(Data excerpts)
>> Begin
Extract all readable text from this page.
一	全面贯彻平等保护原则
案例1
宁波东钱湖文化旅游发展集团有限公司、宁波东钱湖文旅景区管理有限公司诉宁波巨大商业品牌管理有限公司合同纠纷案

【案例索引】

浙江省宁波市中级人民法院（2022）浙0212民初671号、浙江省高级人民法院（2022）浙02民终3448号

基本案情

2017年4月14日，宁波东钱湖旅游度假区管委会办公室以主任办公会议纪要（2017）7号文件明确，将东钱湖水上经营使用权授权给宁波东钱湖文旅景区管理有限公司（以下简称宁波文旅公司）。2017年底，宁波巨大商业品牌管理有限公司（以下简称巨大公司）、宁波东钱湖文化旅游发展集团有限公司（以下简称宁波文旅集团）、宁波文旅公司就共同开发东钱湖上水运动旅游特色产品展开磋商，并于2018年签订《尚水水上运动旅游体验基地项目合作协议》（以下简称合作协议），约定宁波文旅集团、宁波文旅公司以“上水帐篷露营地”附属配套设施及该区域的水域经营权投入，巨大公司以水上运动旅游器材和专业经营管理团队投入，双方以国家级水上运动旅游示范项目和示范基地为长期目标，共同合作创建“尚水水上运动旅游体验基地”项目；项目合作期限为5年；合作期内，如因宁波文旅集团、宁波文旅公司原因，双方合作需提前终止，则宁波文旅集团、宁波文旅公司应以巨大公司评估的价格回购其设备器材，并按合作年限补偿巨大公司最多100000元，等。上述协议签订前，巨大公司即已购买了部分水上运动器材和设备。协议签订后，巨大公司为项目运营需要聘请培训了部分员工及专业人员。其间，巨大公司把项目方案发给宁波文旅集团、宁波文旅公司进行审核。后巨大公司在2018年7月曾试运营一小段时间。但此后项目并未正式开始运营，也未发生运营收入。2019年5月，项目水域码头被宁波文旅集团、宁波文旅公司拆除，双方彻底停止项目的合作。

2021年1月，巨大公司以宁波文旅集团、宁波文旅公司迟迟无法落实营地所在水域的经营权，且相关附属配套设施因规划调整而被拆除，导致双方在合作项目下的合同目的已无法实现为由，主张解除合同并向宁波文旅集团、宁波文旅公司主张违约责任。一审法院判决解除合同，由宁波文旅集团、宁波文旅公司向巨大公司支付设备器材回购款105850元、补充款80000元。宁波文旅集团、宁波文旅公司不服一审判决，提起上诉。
>> End
• [Task to complete] Every line above should be written out again exactly as it stands.

• [Worked answer]
Extract all readable text from this page.
一	全面贯彻平等保护原则
案例1
宁波东钱湖文化旅游发展集团有限公司、宁波东钱湖文旅景区管理有限公司诉宁波巨大商业品牌管理有限公司合同纠纷案

【案例索引】

浙江省宁波市中级人民法院（2022）浙0212民初671号、浙江省高级人民法院（2022）浙02民终3448号

基本案情

2017年4月14日，宁波东钱湖旅游度假区管委会办公室以主任办公会议纪要（2017）7号文件明确，将东钱湖水上经营使用权授权给宁波东钱湖文旅景区管理有限公司（以下简称宁波文旅公司）。2017年底，宁波巨大商业品牌管理有限公司（以下简称巨大公司）、宁波东钱湖文化旅游发展集团有限公司（以下简称宁波文旅集团）、宁波文旅公司就共同开发东钱湖上水运动旅游特色产品展开磋商，并于2018年签订《尚水水上运动旅游体验基地项目合作协议》（以下简称合作协议），约定宁波文旅集团、宁波文旅公司以“上水帐篷露营地”附属配套设施及该区域的水域经营权投入，巨大公司以水上运动旅游器材和专业经营管理团队投入，双方以国家级水上运动旅游示范项目和示范基地为长期目标，共同合作创建“尚水水上运动旅游体验基地”项目；项目合作期限为5年；合作期内，如因宁波文旅集团、宁波文旅公司原因，双方合作需提前终止，则宁波文旅集团、宁波文旅公司应以巨大公司评估的价格回购其设备器材，并按合作年限补偿巨大公司最多100000元，等。上述协议签订前，巨大公司即已购买了部分水上运动器材和设备。协议签订后，巨大公司为项目运营需要聘请培训了部分员工及专业人员。其间，巨大公司把项目方案发给宁波文旅集团、宁波文旅公司进行审核。后巨大公司在2018年7月曾试运营一小段时间。但此后项目并未正式开始运营，也未发生运营收入。2019年5月，项目水域码头被宁波文旅集团、宁波文旅公司拆除，双方彻底停止项目的合作。

2021年1月，巨大公司以宁波文旅集团、宁波文旅公司迟迟无法落实营地所在水域的经营权，且相关附属配套设施因规划调整而被拆除，导致双方在合作项目下的合同目的已无法实现为由，主张解除合同并向宁波文旅集团、宁波文旅公司主张违约责任。一审法院判决解除合同，由宁波文旅集团、宁波文旅公司向巨大公司支付设备器材回购款105850元、补充款80000元。宁波文旅集团、宁波文旅公司不服一审判决，提起上诉。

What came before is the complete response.